(Stored data)
....................

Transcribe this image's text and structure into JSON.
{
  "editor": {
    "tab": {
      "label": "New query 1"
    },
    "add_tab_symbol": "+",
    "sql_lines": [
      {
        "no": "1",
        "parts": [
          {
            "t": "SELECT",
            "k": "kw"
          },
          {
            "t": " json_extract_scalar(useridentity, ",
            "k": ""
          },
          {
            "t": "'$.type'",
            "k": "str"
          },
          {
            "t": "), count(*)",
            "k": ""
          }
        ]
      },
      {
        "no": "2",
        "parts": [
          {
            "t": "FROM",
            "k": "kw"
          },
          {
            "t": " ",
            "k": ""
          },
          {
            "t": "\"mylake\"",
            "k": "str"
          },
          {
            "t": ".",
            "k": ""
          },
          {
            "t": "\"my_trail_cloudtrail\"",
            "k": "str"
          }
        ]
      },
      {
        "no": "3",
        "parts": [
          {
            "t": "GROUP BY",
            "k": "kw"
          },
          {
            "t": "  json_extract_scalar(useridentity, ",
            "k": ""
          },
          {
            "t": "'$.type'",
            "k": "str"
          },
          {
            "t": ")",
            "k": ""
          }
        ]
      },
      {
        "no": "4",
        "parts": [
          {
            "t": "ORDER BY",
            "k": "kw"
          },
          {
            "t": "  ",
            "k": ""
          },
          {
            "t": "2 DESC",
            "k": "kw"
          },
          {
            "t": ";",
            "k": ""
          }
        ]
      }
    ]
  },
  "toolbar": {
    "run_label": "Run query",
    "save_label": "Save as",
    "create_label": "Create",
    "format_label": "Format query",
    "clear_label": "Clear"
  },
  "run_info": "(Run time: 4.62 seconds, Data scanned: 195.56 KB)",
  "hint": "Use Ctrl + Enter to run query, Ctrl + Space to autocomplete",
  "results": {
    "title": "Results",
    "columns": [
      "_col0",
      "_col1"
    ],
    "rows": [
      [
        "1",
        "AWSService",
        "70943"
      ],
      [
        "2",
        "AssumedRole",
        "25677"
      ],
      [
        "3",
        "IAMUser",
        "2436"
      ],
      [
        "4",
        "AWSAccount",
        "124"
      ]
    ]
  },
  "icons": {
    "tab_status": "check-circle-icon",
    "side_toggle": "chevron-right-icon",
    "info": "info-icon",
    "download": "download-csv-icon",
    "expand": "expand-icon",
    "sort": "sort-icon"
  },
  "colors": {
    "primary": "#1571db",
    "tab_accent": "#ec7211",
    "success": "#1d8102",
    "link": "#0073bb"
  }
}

....................

▶ **PROBLEM DESCRIPTION**: Write out the full listing exactly as given.

▶ **SOLUTION FOR THIS PROBLEM**:
Transcribe this image's text and structure into JSON.
{
  "editor": {
    "tab": {
      "label": "New query 1"
    },
    "add_tab_symbol": "+",
    "sql_lines": [
      {
        "no": "1",
        "parts": [
          {
            "t": "SELECT",
            "k": "kw"
          },
          {
            "t": " json_extract_scalar(useridentity, ",
            "k": ""
          },
          {
            "t": "'$.type'",
            "k": "str"
          },
          {
            "t": "), count(*)",
            "k": ""
          }
        ]
      },
      {
        "no": "2",
        "parts": [
          {
            "t": "FROM",
            "k": "kw"
          },
          {
            "t": " ",
            "k": ""
          },
          {
            "t": "\"mylake\"",
            "k": "str"
          },
          {
            "t": ".",
            "k": ""
          },
          {
            "t": "\"my_trail_cloudtrail\"",
            "k": "str"
          }
        ]
      },
      {
        "no": "3",
        "parts": [
          {
            "t": "GROUP BY",
            "k": "kw"
          },
          {
            "t": "  json_extract_scalar(useridentity, ",
            "k": ""
          },
          {
            "t": "'$.type'",
            "k": "str"
          },
          {
            "t": ")",
            "k": ""
          }
        ]
      },
      {
        "no": "4",
        "parts": [
          {
            "t": "ORDER BY",
            "k": "kw"
          },
          {
            "t": "  ",
            "k": ""
          },
          {
            "t": "2 DESC",
            "k": "kw"
          },
          {
            "t": ";",
            "k": ""
          }
        ]
      }
    ]
  },
  "toolbar": {
    "run_label": "Run query",
    "save_label": "Save as",
    "create_label": "Create",
    "format_label": "Format query",
    "clear_label": "Clear"
  },
  "run_info": "(Run time: 4.62 seconds, Data scanned: 195.56 KB)",
  "hint": "Use Ctrl + Enter to run query, Ctrl + Space to autocomplete",
  "results": {
    "title": "Results",
    "columns": [
      "_col0",
      "_col1"
    ],
    "rows": [
      [
        "1",
        "AWSService",
        "70943"
      ],
      [
        "2",
        "AssumedRole",
        "25677"
      ],
      [
        "3",
        "IAMUser",
        "2436"
      ],
      [
        "4",
        "AWSAccount",
        "124"
      ]
    ]
  },
  "icons": {
    "tab_status": "check-circle-icon",
    "side_toggle": "chevron-right-icon",
    "info": "info-icon",
    "download": "download-csv-icon",
    "expand": "expand-icon",
    "sort": "sort-icon"
  },
  "colors": {
    "primary": "#1571db",
    "tab_accent": "#ec7211",
    "success": "#1d8102",
    "link": "#0073bb"
  }
}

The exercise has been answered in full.